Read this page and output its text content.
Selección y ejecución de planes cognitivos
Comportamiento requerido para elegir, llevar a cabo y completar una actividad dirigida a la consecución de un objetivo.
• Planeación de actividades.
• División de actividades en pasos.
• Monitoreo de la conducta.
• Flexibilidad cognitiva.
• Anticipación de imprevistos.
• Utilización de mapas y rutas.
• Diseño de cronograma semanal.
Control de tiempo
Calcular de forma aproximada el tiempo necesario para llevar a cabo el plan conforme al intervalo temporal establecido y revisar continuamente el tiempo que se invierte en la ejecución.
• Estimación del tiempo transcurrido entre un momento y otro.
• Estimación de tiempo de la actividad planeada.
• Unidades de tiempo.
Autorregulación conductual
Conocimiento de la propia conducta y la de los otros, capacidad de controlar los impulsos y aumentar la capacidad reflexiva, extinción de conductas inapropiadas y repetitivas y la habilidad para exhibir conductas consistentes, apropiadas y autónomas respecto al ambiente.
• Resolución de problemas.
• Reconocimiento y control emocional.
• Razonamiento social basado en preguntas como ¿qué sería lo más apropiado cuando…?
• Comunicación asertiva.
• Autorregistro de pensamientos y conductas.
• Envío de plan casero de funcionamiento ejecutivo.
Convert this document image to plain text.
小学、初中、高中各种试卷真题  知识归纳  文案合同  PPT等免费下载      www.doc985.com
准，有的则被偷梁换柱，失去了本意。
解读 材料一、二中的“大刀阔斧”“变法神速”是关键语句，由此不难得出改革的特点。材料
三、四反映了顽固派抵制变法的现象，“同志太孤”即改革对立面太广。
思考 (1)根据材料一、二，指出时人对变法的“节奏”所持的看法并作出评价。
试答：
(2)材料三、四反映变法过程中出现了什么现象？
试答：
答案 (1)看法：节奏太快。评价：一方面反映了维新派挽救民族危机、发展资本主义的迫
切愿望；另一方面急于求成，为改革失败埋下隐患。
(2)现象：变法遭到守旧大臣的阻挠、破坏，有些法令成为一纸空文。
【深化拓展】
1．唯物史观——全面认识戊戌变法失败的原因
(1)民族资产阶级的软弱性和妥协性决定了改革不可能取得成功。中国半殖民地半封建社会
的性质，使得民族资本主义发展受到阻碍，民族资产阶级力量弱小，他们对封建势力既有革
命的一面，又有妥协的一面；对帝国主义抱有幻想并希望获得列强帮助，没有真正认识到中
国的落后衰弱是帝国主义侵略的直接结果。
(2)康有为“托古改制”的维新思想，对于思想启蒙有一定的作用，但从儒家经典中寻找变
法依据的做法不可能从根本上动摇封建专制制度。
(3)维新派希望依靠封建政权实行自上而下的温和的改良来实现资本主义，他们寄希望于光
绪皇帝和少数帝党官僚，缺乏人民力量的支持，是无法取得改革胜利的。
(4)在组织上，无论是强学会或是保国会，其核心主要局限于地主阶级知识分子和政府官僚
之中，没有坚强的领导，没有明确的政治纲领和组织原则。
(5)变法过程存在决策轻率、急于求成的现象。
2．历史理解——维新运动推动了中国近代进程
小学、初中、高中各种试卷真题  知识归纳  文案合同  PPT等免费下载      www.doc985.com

---

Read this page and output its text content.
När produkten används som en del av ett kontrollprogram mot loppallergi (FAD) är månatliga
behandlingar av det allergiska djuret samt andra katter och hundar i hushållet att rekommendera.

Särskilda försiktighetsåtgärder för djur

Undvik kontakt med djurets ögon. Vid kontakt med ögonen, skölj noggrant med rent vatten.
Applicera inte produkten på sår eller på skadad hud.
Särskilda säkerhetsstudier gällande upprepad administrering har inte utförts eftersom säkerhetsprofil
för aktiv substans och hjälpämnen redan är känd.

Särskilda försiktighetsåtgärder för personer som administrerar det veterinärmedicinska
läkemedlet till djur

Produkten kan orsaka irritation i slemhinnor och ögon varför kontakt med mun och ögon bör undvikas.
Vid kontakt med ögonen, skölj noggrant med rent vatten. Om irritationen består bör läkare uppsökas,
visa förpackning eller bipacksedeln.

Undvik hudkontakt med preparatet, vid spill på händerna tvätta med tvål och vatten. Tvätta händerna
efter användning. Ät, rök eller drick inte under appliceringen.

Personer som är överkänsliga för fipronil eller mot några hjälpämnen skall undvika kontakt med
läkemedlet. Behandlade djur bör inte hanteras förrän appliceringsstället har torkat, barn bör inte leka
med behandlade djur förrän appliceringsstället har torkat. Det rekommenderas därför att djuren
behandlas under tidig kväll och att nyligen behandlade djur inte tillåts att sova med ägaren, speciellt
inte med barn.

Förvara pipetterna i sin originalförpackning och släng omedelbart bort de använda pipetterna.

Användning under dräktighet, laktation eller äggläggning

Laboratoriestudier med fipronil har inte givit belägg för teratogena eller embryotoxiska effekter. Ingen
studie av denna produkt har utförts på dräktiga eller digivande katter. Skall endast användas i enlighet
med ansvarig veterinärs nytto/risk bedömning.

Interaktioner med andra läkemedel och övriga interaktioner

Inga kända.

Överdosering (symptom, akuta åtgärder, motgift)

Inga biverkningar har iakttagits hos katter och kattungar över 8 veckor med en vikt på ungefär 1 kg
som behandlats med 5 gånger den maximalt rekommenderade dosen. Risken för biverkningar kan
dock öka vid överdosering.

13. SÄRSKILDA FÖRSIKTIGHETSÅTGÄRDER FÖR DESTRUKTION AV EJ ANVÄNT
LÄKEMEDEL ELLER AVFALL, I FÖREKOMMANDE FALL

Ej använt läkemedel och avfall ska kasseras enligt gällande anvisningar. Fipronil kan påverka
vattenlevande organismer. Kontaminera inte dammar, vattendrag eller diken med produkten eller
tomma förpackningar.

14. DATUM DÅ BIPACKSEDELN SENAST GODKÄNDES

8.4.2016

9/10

Stated task
Which lines hold the word "under"? Copy every one of them.

Result of the task
efter användning. Ät, rök eller drick inte under appliceringen.
behandlas under tidig kväll och att nyligen behandlade djur inte tillåts att sova med ägaren, speciellt
Användning under dräktighet, laktation eller äggläggning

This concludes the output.